━━━ Text passage

MySQL: Return JSON from a standard SQL Query

Converting a row to json

It doesn't sound to me like you want to aggregate JSON. You state you want the equivalent of row_to_json, if so then I suggest checking out the much simpler JSON_OBJECT

SELECT JSON_OBJECT(
  'name_field', name_field,
  'address_field', address_field,
  'contact_age', contact_age
)
FROM contact;

Aggregating JSON

As a side note, if you do need to aggregate a resultset to json. then the upcoming MySQL 8 will do that for you.

• JSON_ARRAYAGG() Return result set as a single JSON array
• JSON_OBJECTAGG()` Return result set as a single JSON object

Took a bit of figuring out (more used to PostgreSQL where things are much easier!), but if you consult the fine manual here, under 12.16.2 Functions That Create JSON Values, there's the JSON_ARRAY function, but it's not much use really - at least in this case!

To answer the question "select and it return JSON", there are two ways of doing this, both rather painful!

You can either

• use a "hack" - see the db-fiddle here,

• or use one of the new MySQL supplied JSON functions here - which, ironically, appears to be even more of a hack than the hack itself! Only with MySQL! :-) (fiddle here).

Both answers use the MySQL GROUP_CONCAT function - this post helped. You might want to set the group_concat_max_len system variable to a bit more than its default (a paltry 1024)!

The first query is, as you can imagine, messy (DDL and DML at the bottom of this answer):

SELECT CONCAT('[', better_result, ']') AS best_result FROM
(
SELECT GROUP_CONCAT('{', my_json, '}' SEPARATOR ',') AS better_result FROM
(
  SELECT 
    CONCAT
    (
      '"name_field":'   , '"', name_field   , '"', ',' 
      '"address_field":', '"', address_field, '"', ','
      '"contact_age":'  , contact_age
    ) AS my_json
  FROM contact
) AS more_json
) AS yet_more_json;

Result:

[{"name_field":"Mary","address_field":"address one","contact_age":25},{"name_field":"Fred","address_field":"address two","contact_age":35},{"name_field":"Bill","address_field":"address three","contact_age":47}]

which is correct, but, let's face it, a bit of a nightmare!

━━━━━━
━━━ Supplied information

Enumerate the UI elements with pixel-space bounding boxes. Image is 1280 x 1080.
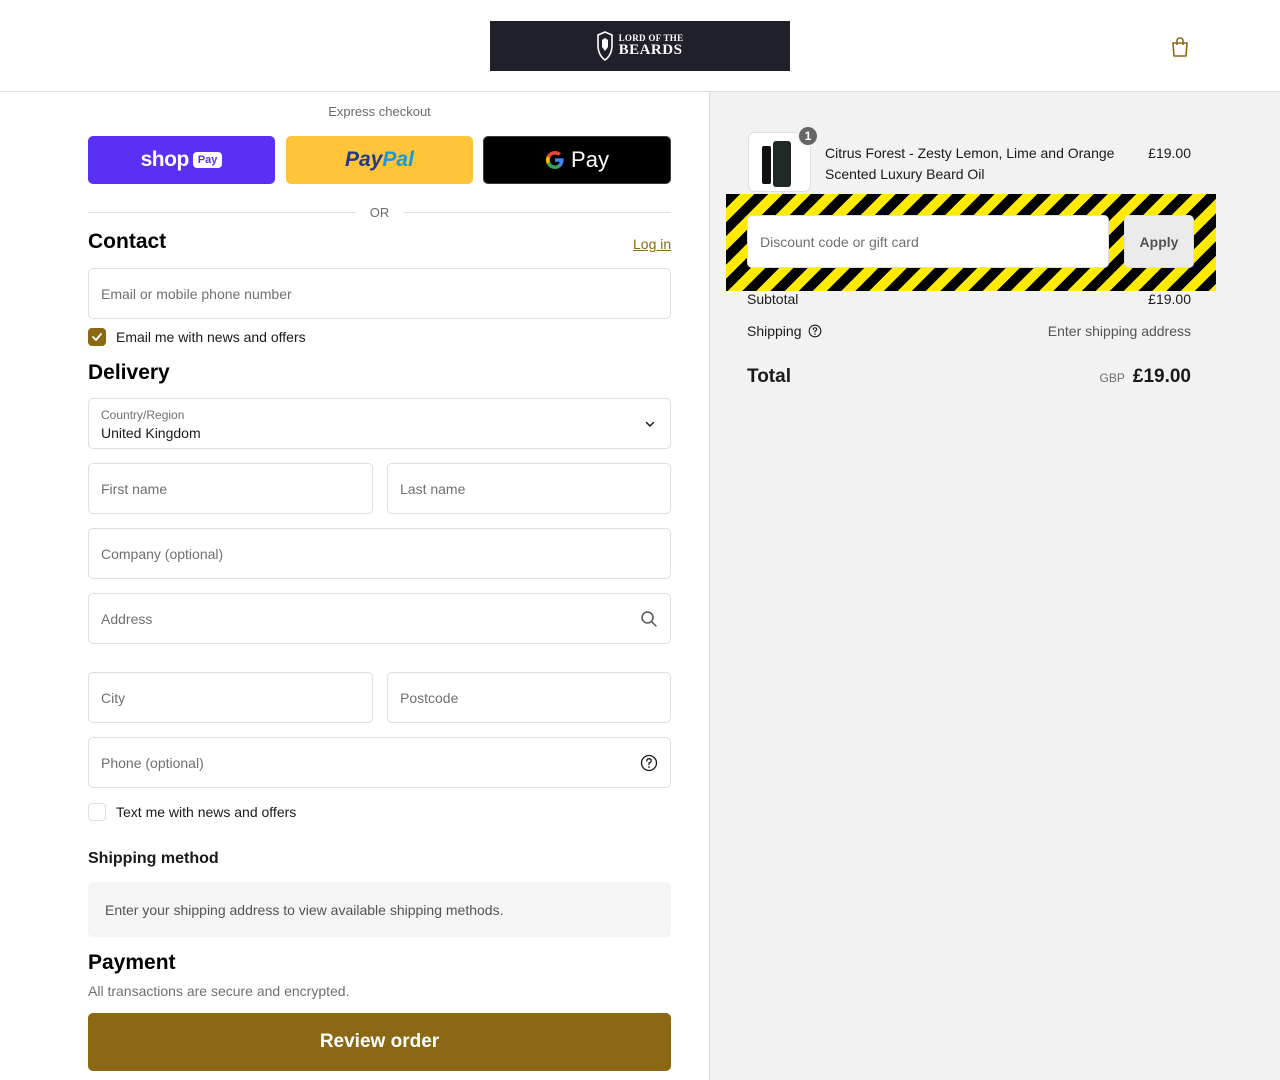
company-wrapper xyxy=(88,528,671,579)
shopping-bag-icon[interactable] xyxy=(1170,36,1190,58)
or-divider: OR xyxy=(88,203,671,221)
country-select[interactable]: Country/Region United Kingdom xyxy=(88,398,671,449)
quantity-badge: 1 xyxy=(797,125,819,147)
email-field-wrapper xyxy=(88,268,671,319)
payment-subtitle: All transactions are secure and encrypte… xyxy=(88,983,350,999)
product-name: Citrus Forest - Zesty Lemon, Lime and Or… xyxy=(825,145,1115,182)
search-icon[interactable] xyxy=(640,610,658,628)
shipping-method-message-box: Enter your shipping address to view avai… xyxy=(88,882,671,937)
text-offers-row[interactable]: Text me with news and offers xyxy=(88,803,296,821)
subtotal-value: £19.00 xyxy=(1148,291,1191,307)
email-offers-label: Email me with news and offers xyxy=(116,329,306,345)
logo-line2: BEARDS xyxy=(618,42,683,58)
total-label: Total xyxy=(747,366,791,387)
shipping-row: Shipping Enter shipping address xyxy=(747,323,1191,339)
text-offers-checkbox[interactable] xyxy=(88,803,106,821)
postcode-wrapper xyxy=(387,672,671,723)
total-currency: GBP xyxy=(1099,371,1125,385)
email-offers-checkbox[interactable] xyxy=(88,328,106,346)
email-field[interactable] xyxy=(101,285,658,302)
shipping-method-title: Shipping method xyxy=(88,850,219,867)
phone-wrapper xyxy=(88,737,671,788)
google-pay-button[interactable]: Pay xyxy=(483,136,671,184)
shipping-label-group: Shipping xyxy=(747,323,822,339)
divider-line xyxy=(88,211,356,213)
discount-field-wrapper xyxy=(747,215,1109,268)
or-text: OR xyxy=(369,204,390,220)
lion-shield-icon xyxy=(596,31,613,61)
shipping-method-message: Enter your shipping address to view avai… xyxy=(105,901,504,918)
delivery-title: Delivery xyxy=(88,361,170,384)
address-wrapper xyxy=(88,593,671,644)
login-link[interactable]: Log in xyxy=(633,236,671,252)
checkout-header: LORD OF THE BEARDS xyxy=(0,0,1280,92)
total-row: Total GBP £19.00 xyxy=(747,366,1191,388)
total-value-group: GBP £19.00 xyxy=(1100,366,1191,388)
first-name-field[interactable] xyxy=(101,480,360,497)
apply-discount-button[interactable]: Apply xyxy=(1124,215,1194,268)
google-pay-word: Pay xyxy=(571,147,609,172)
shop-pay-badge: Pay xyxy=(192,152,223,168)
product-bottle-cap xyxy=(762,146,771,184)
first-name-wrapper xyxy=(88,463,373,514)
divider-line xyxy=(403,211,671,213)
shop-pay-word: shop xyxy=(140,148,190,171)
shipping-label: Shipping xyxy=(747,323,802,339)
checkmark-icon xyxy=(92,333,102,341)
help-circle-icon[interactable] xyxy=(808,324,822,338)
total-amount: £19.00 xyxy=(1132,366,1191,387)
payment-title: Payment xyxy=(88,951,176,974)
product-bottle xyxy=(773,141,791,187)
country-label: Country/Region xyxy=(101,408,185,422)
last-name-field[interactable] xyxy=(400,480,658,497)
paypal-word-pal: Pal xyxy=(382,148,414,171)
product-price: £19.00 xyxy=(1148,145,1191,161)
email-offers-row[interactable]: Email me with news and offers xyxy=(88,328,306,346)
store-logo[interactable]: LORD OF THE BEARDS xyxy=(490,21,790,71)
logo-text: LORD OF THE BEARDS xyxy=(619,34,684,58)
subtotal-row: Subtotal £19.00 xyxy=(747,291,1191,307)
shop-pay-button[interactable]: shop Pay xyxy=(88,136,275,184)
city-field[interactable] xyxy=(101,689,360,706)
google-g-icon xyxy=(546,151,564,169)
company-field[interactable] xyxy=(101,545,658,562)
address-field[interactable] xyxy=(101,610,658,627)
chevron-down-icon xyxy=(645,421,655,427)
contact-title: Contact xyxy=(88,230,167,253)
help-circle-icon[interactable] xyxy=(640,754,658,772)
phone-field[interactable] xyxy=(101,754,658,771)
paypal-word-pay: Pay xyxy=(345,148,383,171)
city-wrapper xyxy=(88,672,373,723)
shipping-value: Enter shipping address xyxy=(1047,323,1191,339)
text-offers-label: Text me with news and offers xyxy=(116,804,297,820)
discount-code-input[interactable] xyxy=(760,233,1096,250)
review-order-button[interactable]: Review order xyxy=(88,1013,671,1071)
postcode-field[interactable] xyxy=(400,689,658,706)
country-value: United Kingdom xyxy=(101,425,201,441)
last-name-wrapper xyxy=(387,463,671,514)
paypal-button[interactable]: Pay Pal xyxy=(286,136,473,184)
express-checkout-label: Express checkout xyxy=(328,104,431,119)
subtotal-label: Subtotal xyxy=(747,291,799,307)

━━━━━━

Exercise goal
Pick up the thread on returning JSON from MySQL after its last sentence and continue it. You can ignore the rows.

Task result
Then there's the MySQL JSON_ARRAY() approach (which is even messier - thanks MySQL for your (non-existent) implementation of the TRANSLATE() function!).

SELECT
CONCAT
('[', REPLACE
  (
    REPLACE
    (
      GROUP_CONCAT
      (
        JSON_ARRAY
        (
          'name_field:', name_field, 
          'address_field:', address_field, 
          'age_field:', contact_age
        ) SEPARATOR ','
      ), '[', '{'
    ), ']', '}'
  ), ']'
) 
AS best_result2 
FROM contact

Same result!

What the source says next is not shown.